• _Directive_:
Reproduce every entry exactly as shown.

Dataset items

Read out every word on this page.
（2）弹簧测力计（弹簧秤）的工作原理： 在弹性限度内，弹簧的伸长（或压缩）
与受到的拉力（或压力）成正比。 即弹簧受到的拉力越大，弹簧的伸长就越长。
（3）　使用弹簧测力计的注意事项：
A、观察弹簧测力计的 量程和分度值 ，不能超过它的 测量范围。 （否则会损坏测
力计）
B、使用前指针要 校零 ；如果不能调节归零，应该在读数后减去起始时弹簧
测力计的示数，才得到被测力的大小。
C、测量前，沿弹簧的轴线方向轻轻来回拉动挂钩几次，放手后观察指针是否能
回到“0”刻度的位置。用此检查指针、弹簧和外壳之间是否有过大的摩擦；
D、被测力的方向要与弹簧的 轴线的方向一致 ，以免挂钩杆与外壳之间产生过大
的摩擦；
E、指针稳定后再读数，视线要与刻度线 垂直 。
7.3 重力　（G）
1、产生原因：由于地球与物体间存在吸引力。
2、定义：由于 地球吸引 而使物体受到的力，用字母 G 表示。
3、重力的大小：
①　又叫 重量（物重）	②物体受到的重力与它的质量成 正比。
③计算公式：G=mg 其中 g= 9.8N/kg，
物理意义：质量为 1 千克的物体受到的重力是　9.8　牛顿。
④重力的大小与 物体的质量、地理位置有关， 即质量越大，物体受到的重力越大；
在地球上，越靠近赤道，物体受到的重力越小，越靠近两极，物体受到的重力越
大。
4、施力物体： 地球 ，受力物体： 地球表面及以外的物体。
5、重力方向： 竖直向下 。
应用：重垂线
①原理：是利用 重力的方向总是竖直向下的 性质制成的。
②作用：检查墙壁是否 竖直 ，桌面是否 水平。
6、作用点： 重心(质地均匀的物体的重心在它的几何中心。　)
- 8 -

• _Result of the task_:
Read out every word on this page.
（2）弹簧测力计（弹簧秤）的工作原理： 在弹性限度内，弹簧的伸长（或压缩）
与受到的拉力（或压力）成正比。 即弹簧受到的拉力越大，弹簧的伸长就越长。
（3）　使用弹簧测力计的注意事项：
A、观察弹簧测力计的 量程和分度值 ，不能超过它的 测量范围。 （否则会损坏测
力计）
B、使用前指针要 校零 ；如果不能调节归零，应该在读数后减去起始时弹簧
测力计的示数，才得到被测力的大小。
C、测量前，沿弹簧的轴线方向轻轻来回拉动挂钩几次，放手后观察指针是否能
回到“0”刻度的位置。用此检查指针、弹簧和外壳之间是否有过大的摩擦；
D、被测力的方向要与弹簧的 轴线的方向一致 ，以免挂钩杆与外壳之间产生过大
的摩擦；
E、指针稳定后再读数，视线要与刻度线 垂直 。
7.3 重力　（G）
1、产生原因：由于地球与物体间存在吸引力。
2、定义：由于 地球吸引 而使物体受到的力，用字母 G 表示。
3、重力的大小：
①　又叫 重量（物重）	②物体受到的重力与它的质量成 正比。
③计算公式：G=mg 其中 g= 9.8N/kg，
物理意义：质量为 1 千克的物体受到的重力是　9.8　牛顿。
④重力的大小与 物体的质量、地理位置有关， 即质量越大，物体受到的重力越大；
在地球上，越靠近赤道，物体受到的重力越小，越靠近两极，物体受到的重力越
大。
4、施力物体： 地球 ，受力物体： 地球表面及以外的物体。
5、重力方向： 竖直向下 。
应用：重垂线
①原理：是利用 重力的方向总是竖直向下的 性质制成的。
②作用：检查墙壁是否 竖直 ，桌面是否 水平。
6、作用点： 重心(质地均匀的物体的重心在它的几何中心。　)
- 8 -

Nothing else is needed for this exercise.